INSTRUCTION: Reply with one number only, the count of lines holding the string "Pions".

--- BEGIN SOURCE DATA ---

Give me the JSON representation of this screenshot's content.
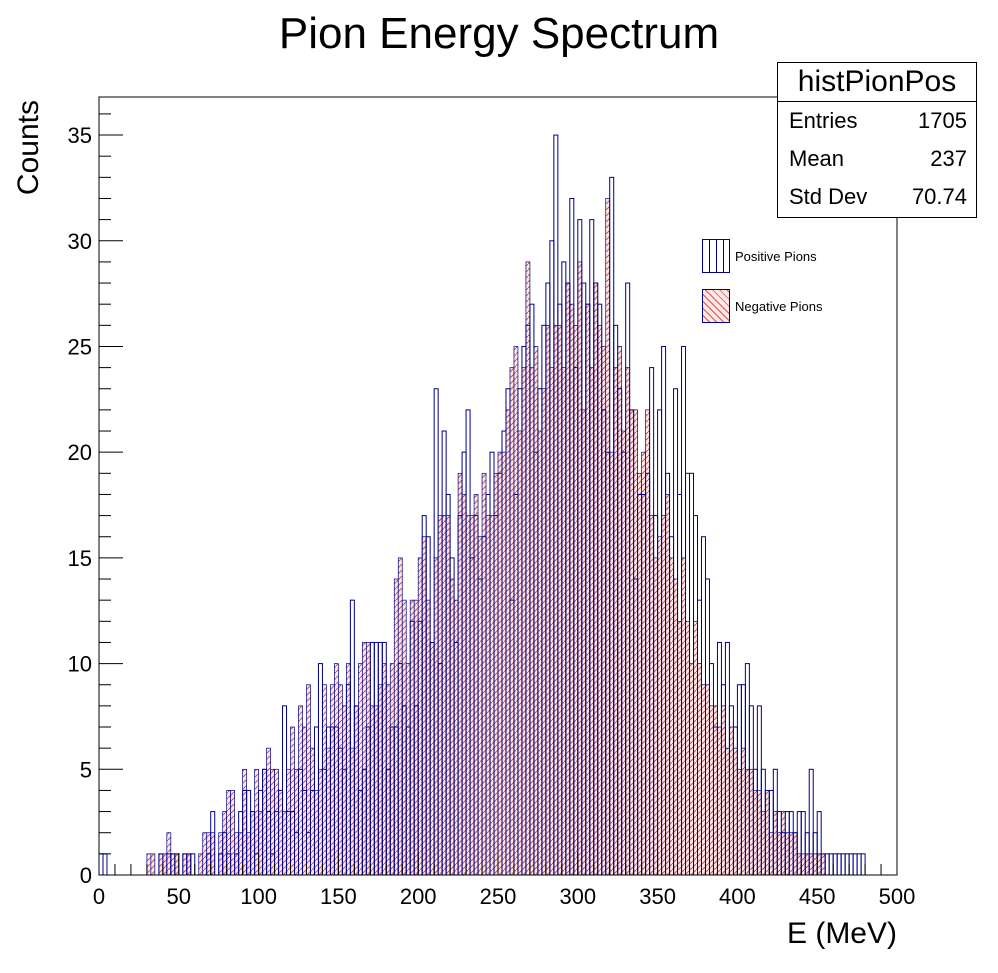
{
  "chart_data": {
    "type": "bar",
    "title": "Pion Energy Spectrum",
    "xlabel": "E (MeV)",
    "ylabel": "Counts",
    "xlim": [
      0,
      500
    ],
    "ylim": [
      0,
      36.8
    ],
    "x_ticks": [
      0,
      50,
      100,
      150,
      200,
      250,
      300,
      350,
      400,
      450,
      500
    ],
    "y_ticks": [
      0,
      5,
      10,
      15,
      20,
      25,
      30,
      35
    ],
    "bin_width": 2.5,
    "grid": false,
    "legend_position": "top-right",
    "series": [
      {
        "name": "Positive Pions",
        "color": "#00008b",
        "fill": "vertical-hatch",
        "values": [
          1,
          1,
          0,
          0,
          0,
          0,
          0,
          0,
          0,
          0,
          0,
          0,
          0,
          0,
          0,
          1,
          0,
          1,
          1,
          1,
          0,
          1,
          1,
          1,
          0,
          0,
          0,
          1,
          3,
          0,
          1,
          2,
          1,
          0,
          1,
          3,
          4,
          4,
          3,
          1,
          4,
          5,
          3,
          1,
          3,
          4,
          8,
          3,
          3,
          2,
          5,
          4,
          2,
          4,
          7,
          10,
          5,
          7,
          7,
          7,
          6,
          5,
          9,
          13,
          8,
          4,
          5,
          7,
          11,
          11,
          11,
          11,
          5,
          7,
          7,
          10,
          8,
          7,
          12,
          8,
          12,
          17,
          16,
          11,
          23,
          10,
          21,
          18,
          15,
          11,
          17,
          20,
          22,
          15,
          17,
          14,
          16,
          18,
          20,
          17,
          19,
          21,
          23,
          13,
          18,
          23,
          25,
          26,
          27,
          20,
          23,
          26,
          28,
          30,
          35,
          27,
          29,
          28,
          32,
          24,
          31,
          28,
          27,
          31,
          28,
          27,
          22,
          20,
          33,
          26,
          23,
          20,
          28,
          22,
          14,
          18,
          18,
          19,
          24,
          17,
          22,
          25,
          19,
          16,
          23,
          18,
          25,
          19,
          19,
          17,
          13,
          16,
          14,
          10,
          7,
          11,
          9,
          11,
          8,
          7,
          9,
          9,
          10,
          8,
          5,
          8,
          5,
          4,
          4,
          5,
          3,
          2,
          3,
          3,
          2,
          3,
          3,
          2,
          5,
          2,
          3,
          1,
          1,
          1,
          1,
          1,
          1,
          1,
          1,
          1,
          1,
          1,
          0,
          0,
          0,
          0,
          0,
          0,
          0,
          0,
          0,
          0,
          0,
          0,
          0,
          0,
          0,
          0,
          0,
          0,
          0,
          0,
          0,
          0,
          0,
          0
        ]
      },
      {
        "name": "Negative Pions",
        "color": "#e05050",
        "fill": "diagonal-hatch",
        "values": [
          0,
          0,
          0,
          0,
          0,
          0,
          0,
          0,
          0,
          0,
          0,
          0,
          1,
          1,
          0,
          1,
          1,
          2,
          1,
          1,
          0,
          1,
          1,
          0,
          0,
          1,
          2,
          2,
          2,
          0,
          2,
          3,
          4,
          4,
          2,
          2,
          5,
          2,
          3,
          5,
          3,
          5,
          6,
          5,
          5,
          4,
          3,
          5,
          7,
          5,
          8,
          7,
          9,
          6,
          4,
          5,
          9,
          6,
          9,
          10,
          9,
          8,
          10,
          6,
          8,
          10,
          11,
          11,
          8,
          8,
          9,
          10,
          9,
          10,
          14,
          15,
          13,
          10,
          13,
          13,
          15,
          16,
          13,
          11,
          15,
          17,
          17,
          17,
          14,
          13,
          19,
          18,
          17,
          17,
          18,
          16,
          19,
          17,
          17,
          19,
          20,
          20,
          22,
          24,
          25,
          21,
          24,
          29,
          24,
          25,
          21,
          23,
          26,
          24,
          26,
          26,
          24,
          28,
          27,
          26,
          29,
          22,
          27,
          24,
          28,
          26,
          25,
          32,
          20,
          24,
          25,
          21,
          24,
          22,
          22,
          19,
          20,
          22,
          17,
          15,
          16,
          17,
          18,
          15,
          14,
          12,
          15,
          12,
          10,
          12,
          10,
          9,
          9,
          8,
          8,
          7,
          8,
          6,
          7,
          6,
          5,
          6,
          5,
          5,
          4,
          4,
          3,
          4,
          2,
          3,
          2,
          3,
          2,
          2,
          2,
          1,
          1,
          1,
          1,
          1,
          1,
          1,
          0,
          0,
          0,
          0,
          0,
          0,
          0,
          0,
          0,
          0,
          0,
          0,
          0,
          0,
          0,
          0,
          0,
          0,
          0,
          0,
          0,
          0,
          0,
          0,
          0,
          0,
          0,
          0,
          0,
          0
        ]
      }
    ]
  },
  "stats": {
    "name": "histPionPos",
    "entries_label": "Entries",
    "entries_value": "1705",
    "mean_label": "Mean",
    "mean_value": "237",
    "stddev_label": "Std Dev",
    "stddev_value": "70.74"
  }
}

--- END SOURCE DATA ---

COMPLETED TASK: 2